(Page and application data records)

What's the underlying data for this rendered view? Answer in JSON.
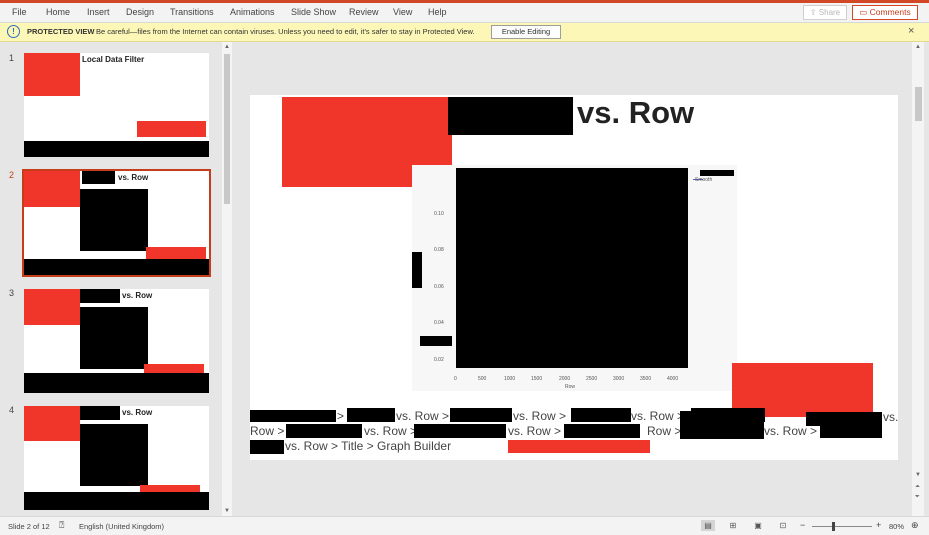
{
  "ribbon": {
    "menu": [
      "File",
      "Home",
      "Insert",
      "Design",
      "Transitions",
      "Animations",
      "Slide Show",
      "Review",
      "View",
      "Help"
    ],
    "share_label": "Share",
    "comments_label": "Comments"
  },
  "protected_view": {
    "title": "PROTECTED VIEW",
    "message": "Be careful—files from the Internet can contain viruses. Unless you need to edit, it's safer to stay in Protected View.",
    "enable_label": "Enable Editing",
    "close_glyph": "×"
  },
  "thumbnails": [
    {
      "number": "1",
      "title": "Local Data Filter"
    },
    {
      "number": "2",
      "title": "vs. Row"
    },
    {
      "number": "3",
      "title": "vs. Row"
    },
    {
      "number": "4",
      "title": "vs. Row"
    }
  ],
  "slide": {
    "title": "vs. Row",
    "legend_smooth": "Smooth",
    "y_ticks": [
      "0.10",
      "0.08",
      "0.06",
      "0.04",
      "0.02"
    ],
    "x_ticks": [
      "0",
      "500",
      "1000",
      "1500",
      "2000",
      "2500",
      "3000",
      "3500",
      "4000"
    ],
    "x_axis_label": "Row",
    "breadcrumb": {
      "seg1": ">",
      "seg2": "vs. Row >",
      "seg3": "vs. Row >",
      "seg4": "vs. Row >",
      "seg5": "vs.",
      "line2_start": "Row >",
      "seg6": "vs. Row >",
      "seg7": "vs. Row >",
      "seg8": "Row >",
      "seg9": "vs. Row >",
      "line3": "vs. Row > Title > Graph Builder"
    }
  },
  "status": {
    "slide_info": "Slide 2 of 12",
    "language": "English (United Kingdom)",
    "zoom": "80%"
  },
  "colors": {
    "accent": "#c43e1c",
    "redaction": "#000000",
    "red_block": "#f0352a",
    "protected_bar": "#fcf7b6"
  }
}
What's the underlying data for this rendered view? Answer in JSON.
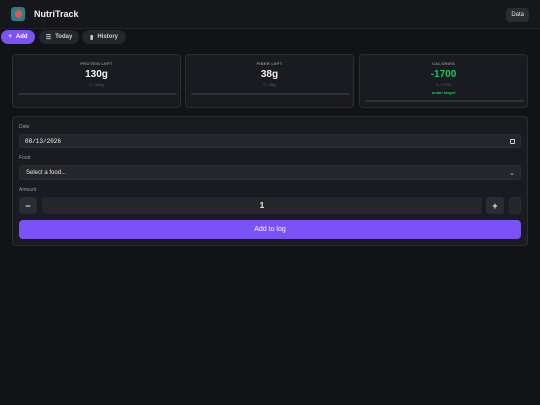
{
  "app": {
    "title": "NutriTrack"
  },
  "header": {
    "data_button": "Data"
  },
  "tabs": [
    {
      "label": "Add",
      "icon": "plus-icon",
      "active": true
    },
    {
      "label": "Today",
      "icon": "list-icon",
      "active": false
    },
    {
      "label": "History",
      "icon": "bar-chart-icon",
      "active": false
    }
  ],
  "stats": [
    {
      "label": "PROTEIN LEFT",
      "value": "130g",
      "sub": "0 / 130g"
    },
    {
      "label": "FIBER LEFT",
      "value": "38g",
      "sub": "0 / 38g"
    },
    {
      "label": "CALORIES",
      "value": "-1700",
      "sub": "0 / 1700",
      "note": "under target",
      "value_color": "#22c55e"
    }
  ],
  "form": {
    "date_label": "Date",
    "date_value": "08/13/2026",
    "food_label": "Food",
    "food_selected": "Select a food...",
    "amount_label": "Amount",
    "amount_value": "1",
    "minus_label": "−",
    "plus_label": "+",
    "submit_label": "Add to log"
  },
  "colors": {
    "accent": "#7b52f6",
    "positive": "#22c55e",
    "background": "#121316"
  }
}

Aim of the task — Nothing but a number is needed: the count of lines above that contain "LEFT".

Expected output — 2